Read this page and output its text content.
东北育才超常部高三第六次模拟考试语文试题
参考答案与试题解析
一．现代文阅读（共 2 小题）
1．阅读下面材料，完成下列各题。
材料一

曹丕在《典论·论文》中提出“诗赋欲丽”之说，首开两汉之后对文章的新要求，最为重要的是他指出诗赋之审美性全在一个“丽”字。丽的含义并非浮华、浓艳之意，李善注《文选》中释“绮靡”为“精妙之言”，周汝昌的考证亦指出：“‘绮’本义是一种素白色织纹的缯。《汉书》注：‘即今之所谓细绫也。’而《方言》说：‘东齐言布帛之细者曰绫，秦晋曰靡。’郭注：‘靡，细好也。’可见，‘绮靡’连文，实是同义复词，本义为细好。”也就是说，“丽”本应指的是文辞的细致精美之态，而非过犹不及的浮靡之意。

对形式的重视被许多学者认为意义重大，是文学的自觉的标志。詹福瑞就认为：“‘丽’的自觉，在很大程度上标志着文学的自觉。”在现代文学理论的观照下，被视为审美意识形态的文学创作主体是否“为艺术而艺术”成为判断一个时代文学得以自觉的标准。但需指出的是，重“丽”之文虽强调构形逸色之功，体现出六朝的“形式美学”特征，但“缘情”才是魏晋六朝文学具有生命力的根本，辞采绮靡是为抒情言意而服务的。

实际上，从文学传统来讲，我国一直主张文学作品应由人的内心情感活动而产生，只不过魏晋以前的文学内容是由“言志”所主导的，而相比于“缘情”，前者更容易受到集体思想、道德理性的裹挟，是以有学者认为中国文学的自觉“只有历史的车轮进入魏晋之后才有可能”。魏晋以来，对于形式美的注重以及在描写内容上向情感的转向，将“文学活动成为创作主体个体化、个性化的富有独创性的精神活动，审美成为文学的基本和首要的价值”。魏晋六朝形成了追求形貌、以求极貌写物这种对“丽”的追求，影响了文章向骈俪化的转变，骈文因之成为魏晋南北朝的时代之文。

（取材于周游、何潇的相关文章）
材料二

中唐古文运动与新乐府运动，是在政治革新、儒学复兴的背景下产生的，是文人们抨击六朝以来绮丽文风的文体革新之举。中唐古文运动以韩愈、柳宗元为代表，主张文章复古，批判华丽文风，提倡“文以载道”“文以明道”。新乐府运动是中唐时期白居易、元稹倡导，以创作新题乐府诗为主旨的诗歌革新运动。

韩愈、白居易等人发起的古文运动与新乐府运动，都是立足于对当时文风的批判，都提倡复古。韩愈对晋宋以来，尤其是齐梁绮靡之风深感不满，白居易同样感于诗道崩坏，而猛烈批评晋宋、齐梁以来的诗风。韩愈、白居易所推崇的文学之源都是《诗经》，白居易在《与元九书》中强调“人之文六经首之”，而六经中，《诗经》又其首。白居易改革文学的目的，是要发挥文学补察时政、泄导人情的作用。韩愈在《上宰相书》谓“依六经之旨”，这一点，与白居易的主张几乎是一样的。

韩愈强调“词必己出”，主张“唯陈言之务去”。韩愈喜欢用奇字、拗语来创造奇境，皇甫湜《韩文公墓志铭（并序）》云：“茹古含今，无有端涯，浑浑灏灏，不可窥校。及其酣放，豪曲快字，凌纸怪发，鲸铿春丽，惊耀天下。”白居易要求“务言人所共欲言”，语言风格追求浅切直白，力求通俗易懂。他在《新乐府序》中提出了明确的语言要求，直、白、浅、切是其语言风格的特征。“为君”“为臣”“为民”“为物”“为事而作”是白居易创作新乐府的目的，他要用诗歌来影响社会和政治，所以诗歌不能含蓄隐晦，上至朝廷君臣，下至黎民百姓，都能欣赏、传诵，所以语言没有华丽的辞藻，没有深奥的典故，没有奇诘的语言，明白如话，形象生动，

YOUR TASK: Recopy the entries above in their entirety, exactly.

EXPECTED ANSWER:
Read this page and output its text content.
东北育才超常部高三第六次模拟考试语文试题
参考答案与试题解析
一．现代文阅读（共 2 小题）
1．阅读下面材料，完成下列各题。
材料一

曹丕在《典论·论文》中提出“诗赋欲丽”之说，首开两汉之后对文章的新要求，最为重要的是他指出诗赋之审美性全在一个“丽”字。丽的含义并非浮华、浓艳之意，李善注《文选》中释“绮靡”为“精妙之言”，周汝昌的考证亦指出：“‘绮’本义是一种素白色织纹的缯。《汉书》注：‘即今之所谓细绫也。’而《方言》说：‘东齐言布帛之细者曰绫，秦晋曰靡。’郭注：‘靡，细好也。’可见，‘绮靡’连文，实是同义复词，本义为细好。”也就是说，“丽”本应指的是文辞的细致精美之态，而非过犹不及的浮靡之意。

对形式的重视被许多学者认为意义重大，是文学的自觉的标志。詹福瑞就认为：“‘丽’的自觉，在很大程度上标志着文学的自觉。”在现代文学理论的观照下，被视为审美意识形态的文学创作主体是否“为艺术而艺术”成为判断一个时代文学得以自觉的标准。但需指出的是，重“丽”之文虽强调构形逸色之功，体现出六朝的“形式美学”特征，但“缘情”才是魏晋六朝文学具有生命力的根本，辞采绮靡是为抒情言意而服务的。

实际上，从文学传统来讲，我国一直主张文学作品应由人的内心情感活动而产生，只不过魏晋以前的文学内容是由“言志”所主导的，而相比于“缘情”，前者更容易受到集体思想、道德理性的裹挟，是以有学者认为中国文学的自觉“只有历史的车轮进入魏晋之后才有可能”。魏晋以来，对于形式美的注重以及在描写内容上向情感的转向，将“文学活动成为创作主体个体化、个性化的富有独创性的精神活动，审美成为文学的基本和首要的价值”。魏晋六朝形成了追求形貌、以求极貌写物这种对“丽”的追求，影响了文章向骈俪化的转变，骈文因之成为魏晋南北朝的时代之文。

（取材于周游、何潇的相关文章）
材料二

中唐古文运动与新乐府运动，是在政治革新、儒学复兴的背景下产生的，是文人们抨击六朝以来绮丽文风的文体革新之举。中唐古文运动以韩愈、柳宗元为代表，主张文章复古，批判华丽文风，提倡“文以载道”“文以明道”。新乐府运动是中唐时期白居易、元稹倡导，以创作新题乐府诗为主旨的诗歌革新运动。

韩愈、白居易等人发起的古文运动与新乐府运动，都是立足于对当时文风的批判，都提倡复古。韩愈对晋宋以来，尤其是齐梁绮靡之风深感不满，白居易同样感于诗道崩坏，而猛烈批评晋宋、齐梁以来的诗风。韩愈、白居易所推崇的文学之源都是《诗经》，白居易在《与元九书》中强调“人之文六经首之”，而六经中，《诗经》又其首。白居易改革文学的目的，是要发挥文学补察时政、泄导人情的作用。韩愈在《上宰相书》谓“依六经之旨”，这一点，与白居易的主张几乎是一样的。

韩愈强调“词必己出”，主张“唯陈言之务去”。韩愈喜欢用奇字、拗语来创造奇境，皇甫湜《韩文公墓志铭（并序）》云：“茹古含今，无有端涯，浑浑灏灏，不可窥校。及其酣放，豪曲快字，凌纸怪发，鲸铿春丽，惊耀天下。”白居易要求“务言人所共欲言”，语言风格追求浅切直白，力求通俗易懂。他在《新乐府序》中提出了明确的语言要求，直、白、浅、切是其语言风格的特征。“为君”“为臣”“为民”“为物”“为事而作”是白居易创作新乐府的目的，他要用诗歌来影响社会和政治，所以诗歌不能含蓄隐晦，上至朝廷君臣，下至黎民百姓，都能欣赏、传诵，所以语言没有华丽的辞藻，没有深奥的典故，没有奇诘的语言，明白如话，形象生动，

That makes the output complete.